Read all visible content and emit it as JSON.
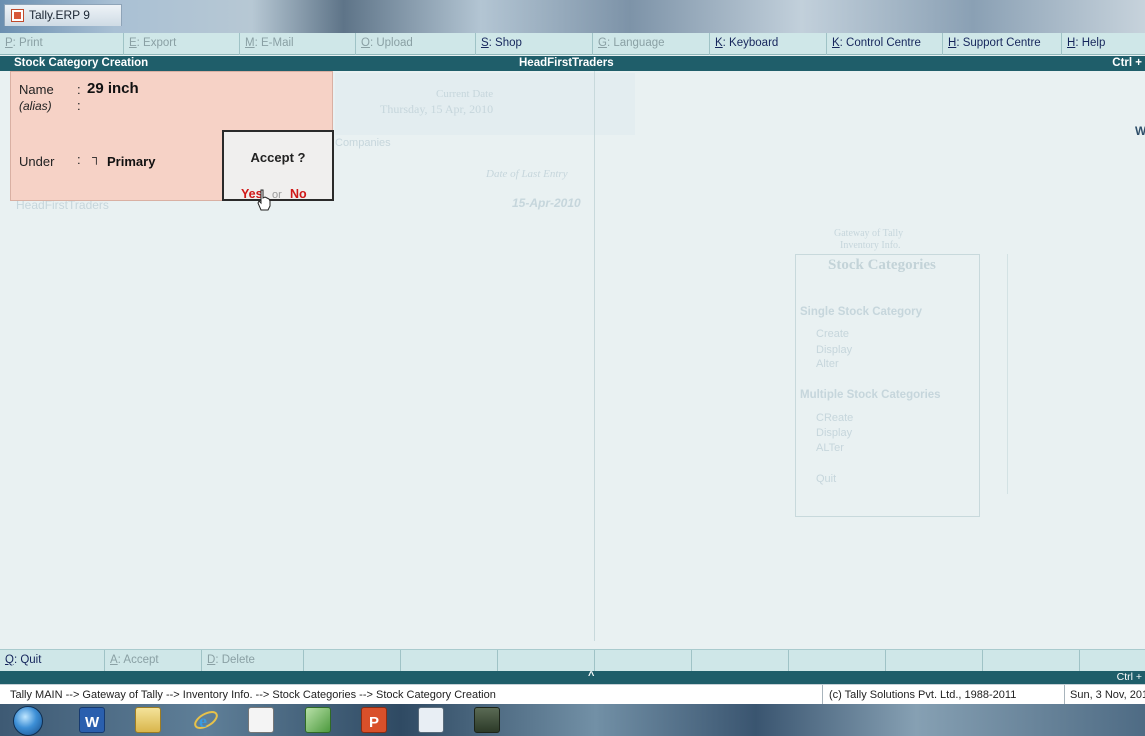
{
  "window": {
    "title": "Tally.ERP 9"
  },
  "top_buttons": [
    {
      "key": "P",
      "label": ": Print",
      "enabled": false
    },
    {
      "key": "E",
      "label": ": Export",
      "enabled": false
    },
    {
      "key": "M",
      "label": ": E-Mail",
      "enabled": false
    },
    {
      "key": "O",
      "label": ": Upload",
      "enabled": false
    },
    {
      "key": "S",
      "label": ": Shop",
      "enabled": true
    },
    {
      "key": "G",
      "label": ": Language",
      "enabled": false
    },
    {
      "key": "K",
      "label": ": Keyboard",
      "enabled": true
    },
    {
      "key": "K",
      "label": ": Control Centre",
      "enabled": true
    },
    {
      "key": "H",
      "label": ": Support Centre",
      "enabled": true
    },
    {
      "key": "H",
      "label": ": Help",
      "enabled": true
    }
  ],
  "header": {
    "screen_title": "Stock Category Creation",
    "company": "HeadFirstTraders",
    "right": "Ctrl +"
  },
  "form": {
    "name_label": "Name",
    "name_sep": ":",
    "name_value": "29 inch",
    "alias_label": "(alias)",
    "alias_sep": ":",
    "under_label": "Under",
    "under_sep": ":",
    "under_mark": "┐",
    "under_value": "Primary"
  },
  "accept_dialog": {
    "question": "Accept ?",
    "yes": "Yes",
    "or": "or",
    "no": "No"
  },
  "background": {
    "current_date_label": "Current Date",
    "current_date_value": "Thursday, 15 Apr, 2010",
    "company_col_label": "Companies",
    "last_entry_label": "Date of Last Entry",
    "last_entry_value": "15-Apr-2010",
    "company_name": "HeadFirstTraders",
    "gateway_line1": "Gateway of Tally",
    "gateway_line2": "Inventory Info.",
    "menu_title": "Stock Categories",
    "single_heading": "Single Stock Category",
    "single_items": [
      "Create",
      "Display",
      "Alter"
    ],
    "multiple_heading": "Multiple Stock Categories",
    "multiple_items": [
      "CReate",
      "Display",
      "ALTer"
    ],
    "quit_item": "Quit",
    "right_edge_letter": "W"
  },
  "bottom_buttons": [
    {
      "key": "Q",
      "label": ": Quit",
      "enabled": true
    },
    {
      "key": "A",
      "label": ": Accept",
      "enabled": false
    },
    {
      "key": "D",
      "label": ": Delete",
      "enabled": false
    }
  ],
  "scroll_strip": {
    "caret": "^",
    "right": "Ctrl +"
  },
  "status": {
    "path": "Tally MAIN --> Gateway of Tally --> Inventory Info. --> Stock Categories --> Stock Category Creation",
    "copyright": "(c) Tally Solutions Pvt. Ltd., 1988-2011",
    "date": "Sun, 3 Nov, 201"
  },
  "taskbar": {
    "icons": [
      "start-orb-icon",
      "word-icon",
      "folder-icon",
      "internet-explorer-icon",
      "tally-icon",
      "green-app-icon",
      "powerpoint-icon",
      "document-icon",
      "media-icon"
    ]
  }
}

TO DO: From the entries above, list each line with "Centre" in it.

TASK RESPONSE:
      "label": ": Control Centre",
      "label": ": Support Centre",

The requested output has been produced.